» **Data excerpts**:
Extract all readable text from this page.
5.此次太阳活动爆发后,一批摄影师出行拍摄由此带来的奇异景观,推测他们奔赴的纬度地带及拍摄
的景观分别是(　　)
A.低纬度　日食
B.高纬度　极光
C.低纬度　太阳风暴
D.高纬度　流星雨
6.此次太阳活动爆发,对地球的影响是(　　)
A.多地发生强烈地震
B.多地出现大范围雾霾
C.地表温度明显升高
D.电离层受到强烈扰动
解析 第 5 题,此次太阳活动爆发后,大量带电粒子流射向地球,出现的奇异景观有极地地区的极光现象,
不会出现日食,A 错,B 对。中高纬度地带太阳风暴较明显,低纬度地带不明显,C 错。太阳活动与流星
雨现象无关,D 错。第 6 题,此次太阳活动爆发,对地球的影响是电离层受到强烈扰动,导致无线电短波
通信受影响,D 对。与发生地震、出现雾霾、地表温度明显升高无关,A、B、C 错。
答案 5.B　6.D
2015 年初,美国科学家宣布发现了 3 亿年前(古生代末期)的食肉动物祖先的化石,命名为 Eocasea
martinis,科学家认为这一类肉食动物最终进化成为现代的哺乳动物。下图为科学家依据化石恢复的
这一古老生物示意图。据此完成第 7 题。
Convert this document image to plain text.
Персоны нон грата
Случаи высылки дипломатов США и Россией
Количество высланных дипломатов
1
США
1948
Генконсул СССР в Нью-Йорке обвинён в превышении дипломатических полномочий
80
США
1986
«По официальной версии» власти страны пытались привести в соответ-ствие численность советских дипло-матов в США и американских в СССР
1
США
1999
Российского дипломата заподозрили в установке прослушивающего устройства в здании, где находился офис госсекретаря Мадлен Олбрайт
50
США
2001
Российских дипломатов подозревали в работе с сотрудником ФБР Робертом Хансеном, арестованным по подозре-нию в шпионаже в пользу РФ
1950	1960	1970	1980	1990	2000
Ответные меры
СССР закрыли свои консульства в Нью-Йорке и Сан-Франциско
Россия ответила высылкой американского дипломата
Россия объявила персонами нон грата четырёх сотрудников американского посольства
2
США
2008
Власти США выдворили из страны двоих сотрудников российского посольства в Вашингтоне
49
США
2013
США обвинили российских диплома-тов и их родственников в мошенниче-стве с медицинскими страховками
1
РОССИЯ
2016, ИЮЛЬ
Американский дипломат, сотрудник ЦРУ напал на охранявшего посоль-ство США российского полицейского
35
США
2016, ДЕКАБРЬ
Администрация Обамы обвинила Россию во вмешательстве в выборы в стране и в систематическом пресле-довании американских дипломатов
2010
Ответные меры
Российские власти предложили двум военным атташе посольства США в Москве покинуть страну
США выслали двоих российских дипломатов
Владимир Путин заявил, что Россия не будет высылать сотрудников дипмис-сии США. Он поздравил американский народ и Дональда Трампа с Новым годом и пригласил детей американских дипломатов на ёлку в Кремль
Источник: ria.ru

---

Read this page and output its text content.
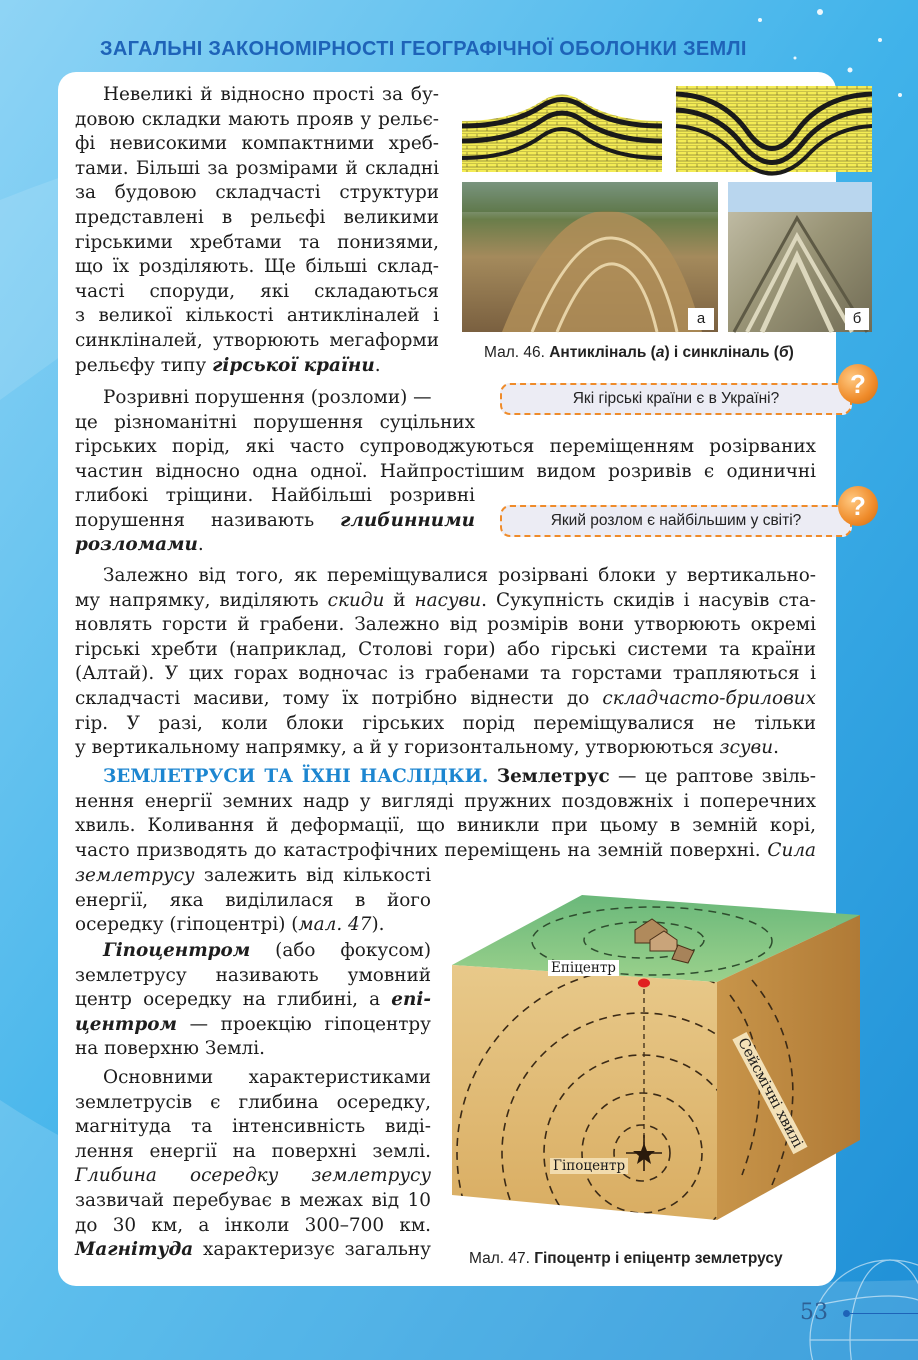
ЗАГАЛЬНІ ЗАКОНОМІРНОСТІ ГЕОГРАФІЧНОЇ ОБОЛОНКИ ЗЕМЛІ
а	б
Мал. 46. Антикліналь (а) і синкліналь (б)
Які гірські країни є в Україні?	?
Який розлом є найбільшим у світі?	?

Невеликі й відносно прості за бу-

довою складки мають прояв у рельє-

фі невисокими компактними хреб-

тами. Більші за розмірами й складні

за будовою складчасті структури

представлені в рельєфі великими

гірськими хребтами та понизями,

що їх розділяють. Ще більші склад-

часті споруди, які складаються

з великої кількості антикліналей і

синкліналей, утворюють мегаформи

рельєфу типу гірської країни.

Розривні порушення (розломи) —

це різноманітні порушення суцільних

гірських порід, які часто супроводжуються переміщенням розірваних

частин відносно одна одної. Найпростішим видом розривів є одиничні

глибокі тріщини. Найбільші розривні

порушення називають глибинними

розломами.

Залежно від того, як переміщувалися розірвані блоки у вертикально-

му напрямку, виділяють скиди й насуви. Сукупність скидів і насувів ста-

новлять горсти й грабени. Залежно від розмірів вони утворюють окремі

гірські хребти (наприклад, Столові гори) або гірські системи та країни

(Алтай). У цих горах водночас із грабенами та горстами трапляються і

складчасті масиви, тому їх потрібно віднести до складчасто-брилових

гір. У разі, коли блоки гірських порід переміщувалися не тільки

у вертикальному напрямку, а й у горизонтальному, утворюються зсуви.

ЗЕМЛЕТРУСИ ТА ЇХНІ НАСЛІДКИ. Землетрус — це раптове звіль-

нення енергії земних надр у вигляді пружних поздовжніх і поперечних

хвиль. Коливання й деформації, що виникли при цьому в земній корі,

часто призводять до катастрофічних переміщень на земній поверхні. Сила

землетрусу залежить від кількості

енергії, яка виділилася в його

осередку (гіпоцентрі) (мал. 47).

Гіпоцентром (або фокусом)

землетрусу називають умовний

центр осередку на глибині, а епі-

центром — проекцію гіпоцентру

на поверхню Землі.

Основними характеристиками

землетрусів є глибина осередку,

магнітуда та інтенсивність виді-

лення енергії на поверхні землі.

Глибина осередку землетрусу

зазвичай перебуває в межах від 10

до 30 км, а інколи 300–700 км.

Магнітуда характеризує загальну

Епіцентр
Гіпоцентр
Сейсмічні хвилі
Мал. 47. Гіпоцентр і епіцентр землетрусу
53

» **Description of the task**:
Where a line in the entries holds "this", copy that line.

» **Correct result**:
Extract all readable text from this page.
Convert this document image to plain text.
Read this page and output its text content.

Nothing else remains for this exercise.